- Document section:
>>
You knew if “People Are Strange” started playing in a darkened showroom, Strange would soon walk to the stage. Unassuming in his presence, he would make his way to the mic stand, and only after the clapping died into the clinking of glasses and the music faded to the fearful silence only existent between comedy club walls, Strange would speak. “Let’s slow this shit down, shall we?”
Dallas comedian Craig Coleman remembers Strange as both a colleague and a friend. It’s an easy thing for comedians to bond while under the same roof, primed to take on a waiting audience, but the two men grew closer over the 12 years they knew each other, becoming extended family.
“One year I wasn't able to go home for Thanksgiving, and Bob and Glenda said I couldn't spend the holiday alone so they invited me for dinner,” Craig says. “They welcomed me like family, and it was just a great gesture of their caring. That's just how gracious they both are. My heart breaks for Glenda because she was at every show he did. That is commitment.”
Any stand-up comic will tell you that 90% of being a comedian is sitting in a room waiting to go onstage. Time is passed by exchanging jokes that would make an audience shudder in horror but are perfectly designed for numb joke-tellers. Acts are examined, torn apart and reconstructed before being presented the exact same way they always were. Strange was quick to jump in with assistance on both.
“If we were in the same room together, we were sitting together talking, usually with (comedian) Vince Quick as a third party,” Coleman says. “At the Ross Avenue Backdoor, the comics sat behind black curtains at the back of the showroom where we could watch the show. And invariably Bob and I would get each other laughing so hard Linda (Stogner) would make us go into the other room.”
Bob Strange was one of the rare, purely good, consistent things in Dallas comedy, and maybe it wasn’t always appreciated.
There’s more than a few comedians who got their first taste of being onstage in Dallas at an open mic hosted by Strange. Even if he hated your act, he would be too polite to tell you, opting to instead offer a few kind words of guidance that mostly fell on the deaf ears of the all-knowing young.
Sean Traynor, general manager of the Addison Improv, met Strange in October 2000 when he was still working as a server for the club. Traynor would go on to work with Strange for the better part of two decades — booking him on shows, watching him handle tough rooms and always ready with a waiting handshake as Strange stepped offstage.
<<
(Document layout detection data)
>>
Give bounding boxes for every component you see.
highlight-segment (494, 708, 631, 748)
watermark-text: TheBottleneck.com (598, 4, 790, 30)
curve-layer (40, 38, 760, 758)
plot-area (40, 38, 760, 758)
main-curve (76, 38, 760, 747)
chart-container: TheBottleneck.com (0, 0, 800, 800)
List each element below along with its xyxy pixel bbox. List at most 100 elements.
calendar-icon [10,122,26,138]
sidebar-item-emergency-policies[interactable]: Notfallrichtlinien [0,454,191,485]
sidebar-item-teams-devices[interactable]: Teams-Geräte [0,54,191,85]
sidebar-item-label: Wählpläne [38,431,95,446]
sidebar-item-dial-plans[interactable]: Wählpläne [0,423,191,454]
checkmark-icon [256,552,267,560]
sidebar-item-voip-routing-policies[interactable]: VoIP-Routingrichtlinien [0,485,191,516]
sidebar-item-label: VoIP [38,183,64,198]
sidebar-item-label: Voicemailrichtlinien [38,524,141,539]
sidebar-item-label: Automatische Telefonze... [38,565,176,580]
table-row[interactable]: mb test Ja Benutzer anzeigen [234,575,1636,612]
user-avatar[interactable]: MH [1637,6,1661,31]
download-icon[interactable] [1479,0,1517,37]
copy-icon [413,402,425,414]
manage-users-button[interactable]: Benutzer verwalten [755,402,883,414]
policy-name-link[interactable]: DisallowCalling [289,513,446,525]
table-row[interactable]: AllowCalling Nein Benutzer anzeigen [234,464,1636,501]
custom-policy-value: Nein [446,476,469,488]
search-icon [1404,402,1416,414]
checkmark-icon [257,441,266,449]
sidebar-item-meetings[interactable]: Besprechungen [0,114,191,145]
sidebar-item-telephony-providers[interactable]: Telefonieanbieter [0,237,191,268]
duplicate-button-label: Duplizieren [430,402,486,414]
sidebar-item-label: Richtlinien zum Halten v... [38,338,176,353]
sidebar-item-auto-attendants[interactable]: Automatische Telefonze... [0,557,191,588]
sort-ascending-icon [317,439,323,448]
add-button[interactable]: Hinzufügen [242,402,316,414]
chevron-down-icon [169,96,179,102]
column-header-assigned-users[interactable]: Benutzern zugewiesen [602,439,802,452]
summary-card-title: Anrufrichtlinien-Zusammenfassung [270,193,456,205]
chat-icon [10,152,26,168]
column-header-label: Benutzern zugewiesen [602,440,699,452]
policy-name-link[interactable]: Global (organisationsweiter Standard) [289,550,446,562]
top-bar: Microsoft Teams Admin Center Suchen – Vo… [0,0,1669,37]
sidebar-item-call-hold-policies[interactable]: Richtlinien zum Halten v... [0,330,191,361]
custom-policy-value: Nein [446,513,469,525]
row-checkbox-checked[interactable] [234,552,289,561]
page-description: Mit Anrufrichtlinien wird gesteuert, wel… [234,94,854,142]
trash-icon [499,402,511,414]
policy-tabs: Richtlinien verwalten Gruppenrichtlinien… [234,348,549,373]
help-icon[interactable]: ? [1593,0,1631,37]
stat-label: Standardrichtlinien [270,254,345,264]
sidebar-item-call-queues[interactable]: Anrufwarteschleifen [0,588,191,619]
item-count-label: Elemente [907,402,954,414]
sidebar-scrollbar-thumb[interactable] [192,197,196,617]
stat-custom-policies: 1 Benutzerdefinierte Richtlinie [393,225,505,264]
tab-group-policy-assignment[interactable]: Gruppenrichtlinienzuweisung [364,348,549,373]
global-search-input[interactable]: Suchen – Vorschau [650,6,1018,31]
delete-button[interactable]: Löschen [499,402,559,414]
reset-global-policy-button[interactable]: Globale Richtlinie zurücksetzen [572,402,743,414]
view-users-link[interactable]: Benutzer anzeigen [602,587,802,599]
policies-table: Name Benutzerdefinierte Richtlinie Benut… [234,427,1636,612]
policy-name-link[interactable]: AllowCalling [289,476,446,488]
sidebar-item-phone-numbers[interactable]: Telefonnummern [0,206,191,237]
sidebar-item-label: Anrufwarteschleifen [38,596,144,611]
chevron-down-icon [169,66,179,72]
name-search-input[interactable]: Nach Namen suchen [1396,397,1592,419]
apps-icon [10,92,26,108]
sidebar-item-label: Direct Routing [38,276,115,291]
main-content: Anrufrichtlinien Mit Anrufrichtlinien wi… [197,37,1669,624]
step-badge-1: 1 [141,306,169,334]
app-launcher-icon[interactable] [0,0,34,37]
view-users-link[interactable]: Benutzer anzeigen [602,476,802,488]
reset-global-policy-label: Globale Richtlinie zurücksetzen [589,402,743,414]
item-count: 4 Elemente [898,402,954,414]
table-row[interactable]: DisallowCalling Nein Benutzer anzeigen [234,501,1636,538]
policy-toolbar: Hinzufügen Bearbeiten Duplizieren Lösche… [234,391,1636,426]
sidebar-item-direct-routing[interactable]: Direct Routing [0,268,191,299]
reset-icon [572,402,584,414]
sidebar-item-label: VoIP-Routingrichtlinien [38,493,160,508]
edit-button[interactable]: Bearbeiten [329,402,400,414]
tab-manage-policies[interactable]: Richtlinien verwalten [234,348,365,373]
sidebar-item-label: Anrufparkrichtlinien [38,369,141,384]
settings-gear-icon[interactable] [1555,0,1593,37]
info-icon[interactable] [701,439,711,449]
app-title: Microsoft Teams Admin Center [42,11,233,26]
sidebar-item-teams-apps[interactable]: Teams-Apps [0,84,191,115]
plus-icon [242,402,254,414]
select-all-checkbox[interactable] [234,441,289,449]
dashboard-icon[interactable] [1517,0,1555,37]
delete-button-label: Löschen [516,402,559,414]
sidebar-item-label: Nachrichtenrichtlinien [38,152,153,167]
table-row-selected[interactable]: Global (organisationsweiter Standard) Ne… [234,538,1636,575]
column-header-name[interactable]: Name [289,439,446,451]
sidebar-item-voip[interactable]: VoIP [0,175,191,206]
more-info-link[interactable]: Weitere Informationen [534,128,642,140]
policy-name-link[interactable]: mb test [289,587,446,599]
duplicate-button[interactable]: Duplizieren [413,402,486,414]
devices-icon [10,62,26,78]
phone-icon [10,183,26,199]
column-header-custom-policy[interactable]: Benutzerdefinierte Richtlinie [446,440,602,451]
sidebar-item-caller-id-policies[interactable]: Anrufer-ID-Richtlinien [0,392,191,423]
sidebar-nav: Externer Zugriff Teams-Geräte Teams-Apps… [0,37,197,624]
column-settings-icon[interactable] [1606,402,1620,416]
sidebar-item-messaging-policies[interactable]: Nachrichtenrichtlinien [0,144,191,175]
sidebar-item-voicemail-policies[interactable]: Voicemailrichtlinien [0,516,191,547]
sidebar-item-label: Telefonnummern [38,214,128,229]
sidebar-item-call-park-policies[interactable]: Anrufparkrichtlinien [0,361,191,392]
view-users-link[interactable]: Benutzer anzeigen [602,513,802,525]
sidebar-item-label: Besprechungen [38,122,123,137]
<<
Reproduce word for word the passage of the Bob Strange text that runs from "There’s more than" to "Strange stepped offstage.".

- Response:
There’s more than a few comedians who got their first taste of being onstage in Dallas at an open mic hosted by Strange. Even if he hated your act, he would be too polite to tell you, opting to instead offer a few kind words of guidance that mostly fell on the deaf ears of the all-knowing young.
Sean Traynor, general manager of the Addison Improv, met Strange in October 2000 when he was still working as a server for the club. Traynor would go on to work with Strange for the better part of two decades — booking him on shows, watching him handle tough rooms and always ready with a waiting handshake as Strange stepped offstage.